Scan the data for "sequence" and copy the lines it appears in.

-------- Input records --------

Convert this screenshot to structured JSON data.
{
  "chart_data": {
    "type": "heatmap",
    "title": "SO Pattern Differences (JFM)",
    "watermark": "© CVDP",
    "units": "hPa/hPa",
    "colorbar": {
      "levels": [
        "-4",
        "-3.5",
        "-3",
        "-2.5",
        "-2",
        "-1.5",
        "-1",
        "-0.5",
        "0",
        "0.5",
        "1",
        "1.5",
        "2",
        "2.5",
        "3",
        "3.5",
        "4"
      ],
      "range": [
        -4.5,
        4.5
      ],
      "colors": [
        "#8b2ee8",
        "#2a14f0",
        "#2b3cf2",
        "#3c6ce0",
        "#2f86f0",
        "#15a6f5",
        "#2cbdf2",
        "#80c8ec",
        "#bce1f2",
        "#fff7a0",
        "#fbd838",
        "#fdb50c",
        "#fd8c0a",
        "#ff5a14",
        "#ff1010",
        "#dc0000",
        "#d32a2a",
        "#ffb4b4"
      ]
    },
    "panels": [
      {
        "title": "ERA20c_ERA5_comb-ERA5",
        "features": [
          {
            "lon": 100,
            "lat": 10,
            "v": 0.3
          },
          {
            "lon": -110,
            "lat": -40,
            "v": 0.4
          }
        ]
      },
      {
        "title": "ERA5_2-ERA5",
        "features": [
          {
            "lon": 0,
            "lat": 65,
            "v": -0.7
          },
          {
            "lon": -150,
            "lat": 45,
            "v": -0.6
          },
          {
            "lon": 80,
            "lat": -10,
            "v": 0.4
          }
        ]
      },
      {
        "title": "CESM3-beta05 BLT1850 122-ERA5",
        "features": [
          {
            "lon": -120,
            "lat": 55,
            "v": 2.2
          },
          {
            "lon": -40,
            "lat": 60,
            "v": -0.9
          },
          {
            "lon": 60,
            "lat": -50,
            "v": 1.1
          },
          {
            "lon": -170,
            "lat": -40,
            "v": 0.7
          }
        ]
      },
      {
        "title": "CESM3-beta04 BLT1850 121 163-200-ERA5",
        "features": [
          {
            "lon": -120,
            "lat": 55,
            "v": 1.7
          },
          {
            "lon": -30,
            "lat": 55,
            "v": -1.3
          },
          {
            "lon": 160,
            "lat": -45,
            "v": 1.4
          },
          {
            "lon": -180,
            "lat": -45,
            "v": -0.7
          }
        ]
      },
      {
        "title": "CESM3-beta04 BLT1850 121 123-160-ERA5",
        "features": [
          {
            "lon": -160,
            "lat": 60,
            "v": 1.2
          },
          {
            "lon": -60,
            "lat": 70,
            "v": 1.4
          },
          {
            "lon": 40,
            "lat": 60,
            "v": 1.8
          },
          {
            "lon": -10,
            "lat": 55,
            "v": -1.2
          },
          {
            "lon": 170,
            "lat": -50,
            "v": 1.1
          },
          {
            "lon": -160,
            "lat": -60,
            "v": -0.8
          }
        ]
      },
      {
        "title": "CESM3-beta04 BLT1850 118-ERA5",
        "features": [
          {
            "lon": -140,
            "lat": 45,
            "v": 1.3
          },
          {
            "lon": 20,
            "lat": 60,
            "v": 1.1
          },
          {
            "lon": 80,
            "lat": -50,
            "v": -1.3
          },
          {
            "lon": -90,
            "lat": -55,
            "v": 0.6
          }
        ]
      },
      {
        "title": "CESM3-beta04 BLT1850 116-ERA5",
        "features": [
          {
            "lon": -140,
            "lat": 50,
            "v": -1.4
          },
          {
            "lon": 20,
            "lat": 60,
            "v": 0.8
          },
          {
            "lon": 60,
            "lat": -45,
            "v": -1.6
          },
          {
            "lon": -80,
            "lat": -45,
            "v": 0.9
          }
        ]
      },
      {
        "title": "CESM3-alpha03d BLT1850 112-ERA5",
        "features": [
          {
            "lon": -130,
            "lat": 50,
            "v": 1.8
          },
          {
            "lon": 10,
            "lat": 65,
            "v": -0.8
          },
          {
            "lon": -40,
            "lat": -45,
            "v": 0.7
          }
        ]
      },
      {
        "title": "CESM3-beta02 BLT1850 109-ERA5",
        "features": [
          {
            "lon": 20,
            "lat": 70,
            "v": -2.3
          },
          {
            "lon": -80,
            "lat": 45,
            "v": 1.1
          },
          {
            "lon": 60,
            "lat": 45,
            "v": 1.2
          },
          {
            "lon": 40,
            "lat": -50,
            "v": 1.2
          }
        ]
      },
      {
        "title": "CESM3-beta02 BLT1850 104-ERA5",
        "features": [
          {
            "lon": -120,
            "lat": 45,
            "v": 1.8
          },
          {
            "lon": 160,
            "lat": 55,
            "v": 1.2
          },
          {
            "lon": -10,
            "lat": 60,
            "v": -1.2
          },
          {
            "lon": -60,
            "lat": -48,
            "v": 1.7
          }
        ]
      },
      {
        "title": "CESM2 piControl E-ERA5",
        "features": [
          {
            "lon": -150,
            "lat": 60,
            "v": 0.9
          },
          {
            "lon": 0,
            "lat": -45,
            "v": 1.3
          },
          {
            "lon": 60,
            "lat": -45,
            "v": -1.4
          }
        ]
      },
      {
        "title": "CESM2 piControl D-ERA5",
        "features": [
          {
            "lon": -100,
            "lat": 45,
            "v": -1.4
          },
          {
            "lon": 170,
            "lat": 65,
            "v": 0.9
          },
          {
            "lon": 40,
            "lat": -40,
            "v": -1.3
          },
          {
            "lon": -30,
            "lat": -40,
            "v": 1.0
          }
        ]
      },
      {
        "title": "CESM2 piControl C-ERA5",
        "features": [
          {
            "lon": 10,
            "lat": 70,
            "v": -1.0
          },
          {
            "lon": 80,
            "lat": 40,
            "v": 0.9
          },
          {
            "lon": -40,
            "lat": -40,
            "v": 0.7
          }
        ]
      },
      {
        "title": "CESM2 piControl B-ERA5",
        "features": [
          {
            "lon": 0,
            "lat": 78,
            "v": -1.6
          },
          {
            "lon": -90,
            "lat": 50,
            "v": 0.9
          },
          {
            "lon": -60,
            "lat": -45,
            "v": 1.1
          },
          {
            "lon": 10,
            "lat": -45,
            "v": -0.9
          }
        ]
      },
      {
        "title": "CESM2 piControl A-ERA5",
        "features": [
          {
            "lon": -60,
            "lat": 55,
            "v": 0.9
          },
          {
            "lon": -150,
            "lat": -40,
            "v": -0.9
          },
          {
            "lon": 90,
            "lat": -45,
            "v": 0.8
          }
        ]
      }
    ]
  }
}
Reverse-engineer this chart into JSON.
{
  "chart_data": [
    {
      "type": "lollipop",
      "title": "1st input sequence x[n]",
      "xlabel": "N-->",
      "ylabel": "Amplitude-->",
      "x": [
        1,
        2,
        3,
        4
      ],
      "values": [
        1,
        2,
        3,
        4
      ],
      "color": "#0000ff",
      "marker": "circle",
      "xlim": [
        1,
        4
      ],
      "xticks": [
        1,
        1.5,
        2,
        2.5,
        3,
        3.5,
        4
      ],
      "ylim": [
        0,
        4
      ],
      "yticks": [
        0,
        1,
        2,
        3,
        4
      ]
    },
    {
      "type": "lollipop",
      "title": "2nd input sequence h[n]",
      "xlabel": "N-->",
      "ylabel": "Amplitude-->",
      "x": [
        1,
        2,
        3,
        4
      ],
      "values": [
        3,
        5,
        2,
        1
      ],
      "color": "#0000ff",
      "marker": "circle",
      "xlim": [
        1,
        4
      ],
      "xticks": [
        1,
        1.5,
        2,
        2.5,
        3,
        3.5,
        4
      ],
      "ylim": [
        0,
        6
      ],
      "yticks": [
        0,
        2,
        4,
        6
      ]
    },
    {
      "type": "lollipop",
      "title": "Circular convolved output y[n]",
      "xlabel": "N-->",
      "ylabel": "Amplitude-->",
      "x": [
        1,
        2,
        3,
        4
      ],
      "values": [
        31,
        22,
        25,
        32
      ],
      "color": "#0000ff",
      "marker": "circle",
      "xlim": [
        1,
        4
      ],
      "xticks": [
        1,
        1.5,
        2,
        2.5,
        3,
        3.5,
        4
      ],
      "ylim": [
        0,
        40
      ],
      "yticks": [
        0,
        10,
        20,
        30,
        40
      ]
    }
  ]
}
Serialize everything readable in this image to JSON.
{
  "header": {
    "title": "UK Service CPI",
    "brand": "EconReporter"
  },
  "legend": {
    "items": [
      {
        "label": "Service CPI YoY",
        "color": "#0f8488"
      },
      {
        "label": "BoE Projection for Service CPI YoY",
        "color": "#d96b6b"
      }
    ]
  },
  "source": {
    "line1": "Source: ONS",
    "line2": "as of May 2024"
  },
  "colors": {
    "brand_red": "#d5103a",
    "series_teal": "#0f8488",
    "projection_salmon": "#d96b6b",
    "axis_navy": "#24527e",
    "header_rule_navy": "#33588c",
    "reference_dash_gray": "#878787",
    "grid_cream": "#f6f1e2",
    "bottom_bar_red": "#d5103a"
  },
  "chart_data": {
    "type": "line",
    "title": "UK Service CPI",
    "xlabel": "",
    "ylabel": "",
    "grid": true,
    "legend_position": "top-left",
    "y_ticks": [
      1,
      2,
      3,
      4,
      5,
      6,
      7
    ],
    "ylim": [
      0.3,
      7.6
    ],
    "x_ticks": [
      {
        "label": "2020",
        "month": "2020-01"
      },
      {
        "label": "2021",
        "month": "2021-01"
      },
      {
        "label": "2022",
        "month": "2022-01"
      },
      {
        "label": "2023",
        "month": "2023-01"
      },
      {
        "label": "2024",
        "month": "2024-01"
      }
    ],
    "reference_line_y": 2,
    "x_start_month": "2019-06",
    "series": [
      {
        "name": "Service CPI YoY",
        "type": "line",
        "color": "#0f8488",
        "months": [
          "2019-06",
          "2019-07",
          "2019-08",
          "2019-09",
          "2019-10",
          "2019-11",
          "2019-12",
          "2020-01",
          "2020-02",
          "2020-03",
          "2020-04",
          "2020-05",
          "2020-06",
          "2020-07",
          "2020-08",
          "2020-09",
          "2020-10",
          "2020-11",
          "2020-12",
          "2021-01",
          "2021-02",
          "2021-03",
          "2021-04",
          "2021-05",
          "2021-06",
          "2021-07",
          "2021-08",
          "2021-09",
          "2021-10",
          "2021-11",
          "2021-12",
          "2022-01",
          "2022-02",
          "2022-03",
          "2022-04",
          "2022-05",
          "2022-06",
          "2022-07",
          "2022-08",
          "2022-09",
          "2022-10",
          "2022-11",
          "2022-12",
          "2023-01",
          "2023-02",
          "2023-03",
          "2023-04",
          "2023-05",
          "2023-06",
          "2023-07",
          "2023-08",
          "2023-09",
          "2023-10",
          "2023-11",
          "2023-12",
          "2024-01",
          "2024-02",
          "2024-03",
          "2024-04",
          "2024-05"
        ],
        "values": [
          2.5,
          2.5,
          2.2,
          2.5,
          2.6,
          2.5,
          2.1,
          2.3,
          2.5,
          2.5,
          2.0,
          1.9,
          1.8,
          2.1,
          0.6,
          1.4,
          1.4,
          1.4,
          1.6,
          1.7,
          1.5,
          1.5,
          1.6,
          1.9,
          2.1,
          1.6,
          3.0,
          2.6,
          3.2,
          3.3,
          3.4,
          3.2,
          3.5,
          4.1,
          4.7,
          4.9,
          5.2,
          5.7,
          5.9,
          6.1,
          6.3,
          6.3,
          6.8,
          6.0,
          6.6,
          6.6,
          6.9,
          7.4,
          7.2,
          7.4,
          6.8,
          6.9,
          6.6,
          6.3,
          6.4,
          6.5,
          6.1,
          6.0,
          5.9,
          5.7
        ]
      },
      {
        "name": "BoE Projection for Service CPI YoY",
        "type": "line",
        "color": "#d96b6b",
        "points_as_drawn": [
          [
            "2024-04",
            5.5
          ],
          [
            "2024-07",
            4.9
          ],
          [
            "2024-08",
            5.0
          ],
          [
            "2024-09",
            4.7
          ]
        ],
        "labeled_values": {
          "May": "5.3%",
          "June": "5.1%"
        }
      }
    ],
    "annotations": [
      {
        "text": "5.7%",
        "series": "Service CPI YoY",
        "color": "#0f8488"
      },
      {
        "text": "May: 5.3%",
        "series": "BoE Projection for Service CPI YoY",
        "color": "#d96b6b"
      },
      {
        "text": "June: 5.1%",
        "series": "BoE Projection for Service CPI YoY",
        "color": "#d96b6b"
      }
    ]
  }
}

--------

- [Output below]:
      "title": "1st input sequence x[n]",
      "title": "2nd input sequence h[n]",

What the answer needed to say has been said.